╭─ GIVEN INFORMATION
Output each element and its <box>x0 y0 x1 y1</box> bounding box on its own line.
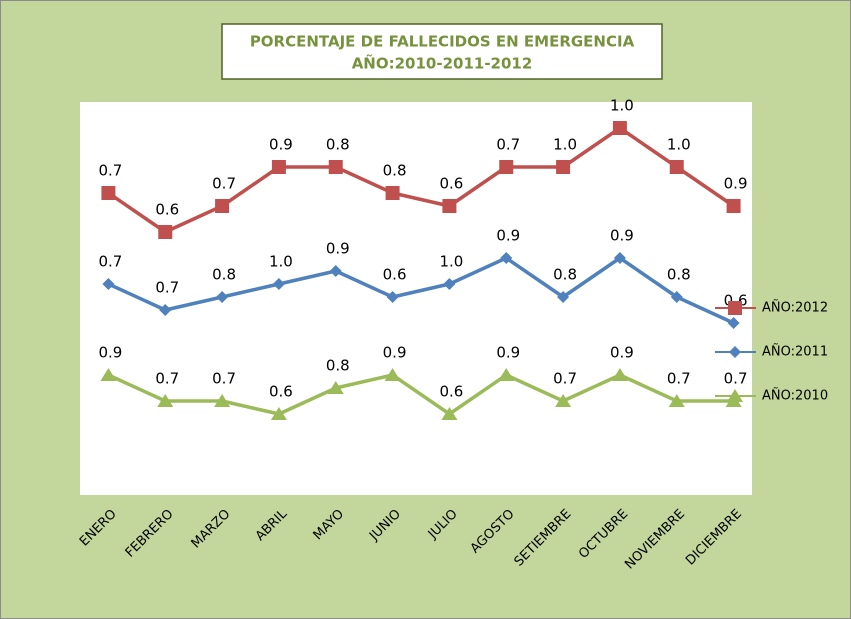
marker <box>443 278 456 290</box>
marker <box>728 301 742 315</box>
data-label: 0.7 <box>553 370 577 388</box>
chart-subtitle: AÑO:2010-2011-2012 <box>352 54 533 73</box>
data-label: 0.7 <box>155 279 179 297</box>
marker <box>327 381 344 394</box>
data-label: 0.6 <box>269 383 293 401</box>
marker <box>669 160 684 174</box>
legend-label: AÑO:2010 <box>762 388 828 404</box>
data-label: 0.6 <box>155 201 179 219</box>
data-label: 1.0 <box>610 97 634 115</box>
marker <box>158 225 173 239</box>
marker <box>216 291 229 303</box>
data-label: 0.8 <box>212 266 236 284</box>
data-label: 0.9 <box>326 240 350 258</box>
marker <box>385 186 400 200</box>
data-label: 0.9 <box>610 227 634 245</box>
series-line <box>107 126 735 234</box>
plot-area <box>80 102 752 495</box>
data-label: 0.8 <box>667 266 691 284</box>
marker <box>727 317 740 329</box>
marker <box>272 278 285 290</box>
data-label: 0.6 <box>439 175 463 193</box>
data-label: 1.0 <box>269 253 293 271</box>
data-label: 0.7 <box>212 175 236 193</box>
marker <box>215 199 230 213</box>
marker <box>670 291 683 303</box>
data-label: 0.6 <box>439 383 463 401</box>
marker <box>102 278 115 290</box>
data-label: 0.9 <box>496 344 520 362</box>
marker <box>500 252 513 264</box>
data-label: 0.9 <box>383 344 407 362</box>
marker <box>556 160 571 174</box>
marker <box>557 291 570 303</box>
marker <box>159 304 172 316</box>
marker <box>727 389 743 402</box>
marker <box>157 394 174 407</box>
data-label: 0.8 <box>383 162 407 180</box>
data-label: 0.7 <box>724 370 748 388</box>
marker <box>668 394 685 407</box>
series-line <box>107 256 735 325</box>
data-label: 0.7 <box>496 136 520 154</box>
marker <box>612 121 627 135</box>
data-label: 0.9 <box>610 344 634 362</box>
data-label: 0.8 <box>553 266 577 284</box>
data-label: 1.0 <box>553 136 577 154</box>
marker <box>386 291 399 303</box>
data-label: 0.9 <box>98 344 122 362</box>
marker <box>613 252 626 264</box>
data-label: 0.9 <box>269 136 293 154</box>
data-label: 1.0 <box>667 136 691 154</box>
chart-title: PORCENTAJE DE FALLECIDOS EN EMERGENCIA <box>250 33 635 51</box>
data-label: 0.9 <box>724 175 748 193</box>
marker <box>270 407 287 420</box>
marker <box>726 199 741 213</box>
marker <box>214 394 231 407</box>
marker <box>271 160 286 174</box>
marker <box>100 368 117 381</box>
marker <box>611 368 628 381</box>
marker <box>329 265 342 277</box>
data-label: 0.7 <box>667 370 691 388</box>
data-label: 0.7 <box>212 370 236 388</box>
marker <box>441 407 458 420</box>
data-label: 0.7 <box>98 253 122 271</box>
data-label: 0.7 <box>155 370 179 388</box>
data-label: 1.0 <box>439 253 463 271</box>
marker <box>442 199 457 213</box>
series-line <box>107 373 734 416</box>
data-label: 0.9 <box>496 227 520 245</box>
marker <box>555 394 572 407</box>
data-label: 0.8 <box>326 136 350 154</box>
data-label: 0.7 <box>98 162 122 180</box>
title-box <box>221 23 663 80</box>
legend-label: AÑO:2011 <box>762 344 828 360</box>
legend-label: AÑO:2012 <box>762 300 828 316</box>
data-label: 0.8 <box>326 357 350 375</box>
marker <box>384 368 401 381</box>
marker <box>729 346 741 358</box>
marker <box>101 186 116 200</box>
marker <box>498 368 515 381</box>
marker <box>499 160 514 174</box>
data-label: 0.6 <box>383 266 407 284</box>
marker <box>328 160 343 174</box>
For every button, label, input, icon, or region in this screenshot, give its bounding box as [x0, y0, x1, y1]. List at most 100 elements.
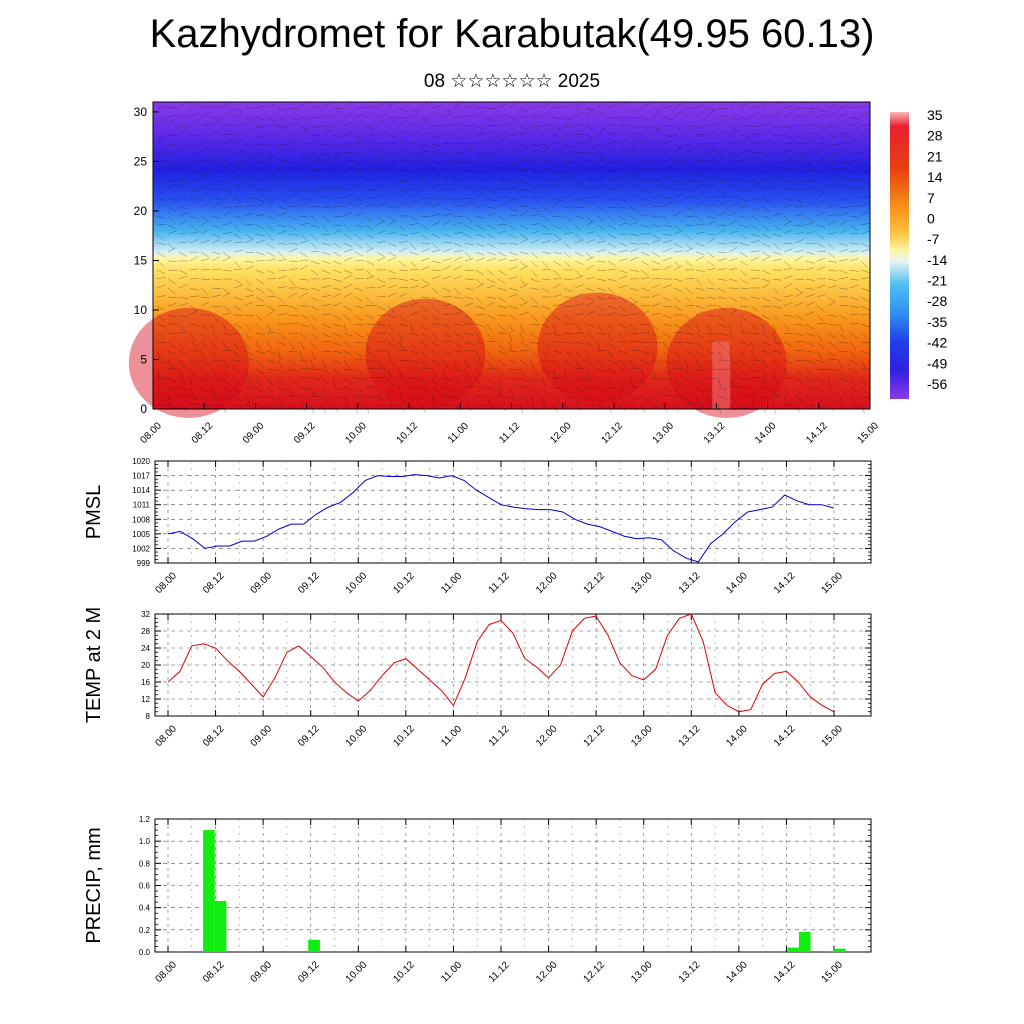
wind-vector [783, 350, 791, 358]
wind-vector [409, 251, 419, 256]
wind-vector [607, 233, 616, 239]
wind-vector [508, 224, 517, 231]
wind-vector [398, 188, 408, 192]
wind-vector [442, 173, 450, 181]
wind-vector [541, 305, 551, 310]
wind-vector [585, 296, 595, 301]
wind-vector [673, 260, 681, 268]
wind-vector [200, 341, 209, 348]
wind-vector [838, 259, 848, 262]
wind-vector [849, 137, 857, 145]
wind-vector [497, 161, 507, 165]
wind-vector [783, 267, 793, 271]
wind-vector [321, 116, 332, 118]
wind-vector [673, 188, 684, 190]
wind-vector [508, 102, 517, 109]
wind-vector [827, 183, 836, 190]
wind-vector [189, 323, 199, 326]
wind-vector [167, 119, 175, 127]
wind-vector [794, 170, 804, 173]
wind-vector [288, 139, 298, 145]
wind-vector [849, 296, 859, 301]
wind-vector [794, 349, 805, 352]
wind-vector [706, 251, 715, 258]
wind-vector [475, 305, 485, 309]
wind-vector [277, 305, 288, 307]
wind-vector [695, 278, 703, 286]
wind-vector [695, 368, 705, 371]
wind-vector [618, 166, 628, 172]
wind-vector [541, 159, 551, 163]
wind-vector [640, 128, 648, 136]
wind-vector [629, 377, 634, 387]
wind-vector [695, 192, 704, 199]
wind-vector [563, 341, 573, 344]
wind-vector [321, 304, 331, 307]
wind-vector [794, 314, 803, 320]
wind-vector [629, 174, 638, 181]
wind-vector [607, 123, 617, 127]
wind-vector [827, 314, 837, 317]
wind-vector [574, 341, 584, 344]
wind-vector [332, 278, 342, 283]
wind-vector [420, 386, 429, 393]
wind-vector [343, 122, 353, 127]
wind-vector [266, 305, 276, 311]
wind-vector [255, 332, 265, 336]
╰─
> [TASK BRIEF] Copy the listing above word for word and line for line, but omit the pictures.

> [RESPONSE FOR THIS EXERCISE]
Output each element and its <box>x0 y0 x1 y1</box> bounding box on its own line.
marker <box>443 278 456 290</box>
marker <box>728 301 742 315</box>
data-label: 0.7 <box>553 370 577 388</box>
chart-subtitle: AÑO:2010-2011-2012 <box>352 54 533 73</box>
data-label: 0.7 <box>155 279 179 297</box>
marker <box>327 381 344 394</box>
data-label: 0.6 <box>269 383 293 401</box>
marker <box>669 160 684 174</box>
legend-label: AÑO:2010 <box>762 388 828 404</box>
data-label: 0.6 <box>155 201 179 219</box>
data-label: 1.0 <box>610 97 634 115</box>
marker <box>158 225 173 239</box>
marker <box>216 291 229 303</box>
data-label: 0.8 <box>212 266 236 284</box>
data-label: 0.9 <box>326 240 350 258</box>
marker <box>385 186 400 200</box>
data-label: 0.9 <box>610 227 634 245</box>
series-line <box>107 126 735 234</box>
plot-area <box>80 102 752 495</box>
data-label: 0.8 <box>667 266 691 284</box>
marker <box>727 317 740 329</box>
marker <box>272 278 285 290</box>
data-label: 0.6 <box>439 175 463 193</box>
data-label: 1.0 <box>269 253 293 271</box>
data-label: 0.7 <box>212 175 236 193</box>
marker <box>215 199 230 213</box>
marker <box>670 291 683 303</box>
data-label: 0.6 <box>439 383 463 401</box>
marker <box>102 278 115 290</box>
data-label: 0.9 <box>496 344 520 362</box>
marker <box>500 252 513 264</box>
data-label: 0.9 <box>383 344 407 362</box>
marker <box>556 160 571 174</box>
marker <box>557 291 570 303</box>
marker <box>159 304 172 316</box>
marker <box>727 389 743 402</box>
marker <box>157 394 174 407</box>
data-label: 0.8 <box>383 162 407 180</box>
data-label: 0.7 <box>724 370 748 388</box>
marker <box>668 394 685 407</box>
series-line <box>107 256 735 325</box>
data-label: 0.7 <box>496 136 520 154</box>
marker <box>612 121 627 135</box>
data-label: 0.9 <box>610 344 634 362</box>
data-label: 0.8 <box>553 266 577 284</box>
data-label: 1.0 <box>553 136 577 154</box>
marker <box>386 291 399 303</box>
data-label: 0.9 <box>98 344 122 362</box>
marker <box>613 252 626 264</box>
data-label: 0.9 <box>269 136 293 154</box>
data-label: 1.0 <box>667 136 691 154</box>
chart-title: PORCENTAJE DE FALLECIDOS EN EMERGENCIA <box>250 33 635 51</box>
data-label: 0.9 <box>724 175 748 193</box>
marker <box>270 407 287 420</box>
marker <box>726 199 741 213</box>
marker <box>214 394 231 407</box>
marker <box>271 160 286 174</box>
marker <box>100 368 117 381</box>
marker <box>611 368 628 381</box>
marker <box>329 265 342 277</box>
data-label: 0.7 <box>667 370 691 388</box>
data-label: 0.7 <box>212 370 236 388</box>
marker <box>441 407 458 420</box>
data-label: 0.7 <box>98 253 122 271</box>
data-label: 0.7 <box>155 370 179 388</box>
data-label: 1.0 <box>439 253 463 271</box>
marker <box>442 199 457 213</box>
series-line <box>107 373 734 416</box>
data-label: 0.9 <box>496 227 520 245</box>
marker <box>555 394 572 407</box>
data-label: 0.8 <box>326 136 350 154</box>
data-label: 0.7 <box>98 162 122 180</box>
title-box <box>221 23 663 80</box>
legend-label: AÑO:2011 <box>762 344 828 360</box>
legend-label: AÑO:2012 <box>762 300 828 316</box>
data-label: 0.8 <box>326 357 350 375</box>
marker <box>384 368 401 381</box>
marker <box>729 346 741 358</box>
marker <box>101 186 116 200</box>
marker <box>498 368 515 381</box>
marker <box>499 160 514 174</box>
data-label: 0.6 <box>383 266 407 284</box>
marker <box>328 160 343 174</box>
For every button, label, input, icon, or region in this screenshot, give its bounding box as [x0, y0, x1, y1]. List at most 100 elements.
wind-vector [783, 350, 791, 358]
wind-vector [409, 251, 419, 256]
wind-vector [607, 233, 616, 239]
wind-vector [508, 224, 517, 231]
wind-vector [398, 188, 408, 192]
wind-vector [442, 173, 450, 181]
wind-vector [541, 305, 551, 310]
wind-vector [585, 296, 595, 301]
wind-vector [673, 260, 681, 268]
wind-vector [200, 341, 209, 348]
wind-vector [838, 259, 848, 262]
wind-vector [849, 137, 857, 145]
wind-vector [497, 161, 507, 165]
wind-vector [783, 267, 793, 271]
wind-vector [321, 116, 332, 118]
wind-vector [673, 188, 684, 190]
wind-vector [508, 102, 517, 109]
wind-vector [827, 183, 836, 190]
wind-vector [189, 323, 199, 326]
wind-vector [167, 119, 175, 127]
wind-vector [794, 170, 804, 173]
wind-vector [288, 139, 298, 145]
wind-vector [849, 296, 859, 301]
wind-vector [794, 349, 805, 352]
wind-vector [706, 251, 715, 258]
wind-vector [475, 305, 485, 309]
wind-vector [277, 305, 288, 307]
wind-vector [695, 278, 703, 286]
wind-vector [695, 368, 705, 371]
wind-vector [618, 166, 628, 172]
wind-vector [541, 159, 551, 163]
wind-vector [640, 128, 648, 136]
wind-vector [629, 377, 634, 387]
wind-vector [695, 192, 704, 199]
wind-vector [563, 341, 573, 344]
wind-vector [321, 304, 331, 307]
wind-vector [794, 314, 803, 320]
wind-vector [629, 174, 638, 181]
wind-vector [607, 123, 617, 127]
wind-vector [827, 314, 837, 317]
wind-vector [574, 341, 584, 344]
wind-vector [332, 278, 342, 283]
wind-vector [420, 386, 429, 393]
wind-vector [343, 122, 353, 127]
wind-vector [266, 305, 276, 311]
wind-vector [255, 332, 265, 336]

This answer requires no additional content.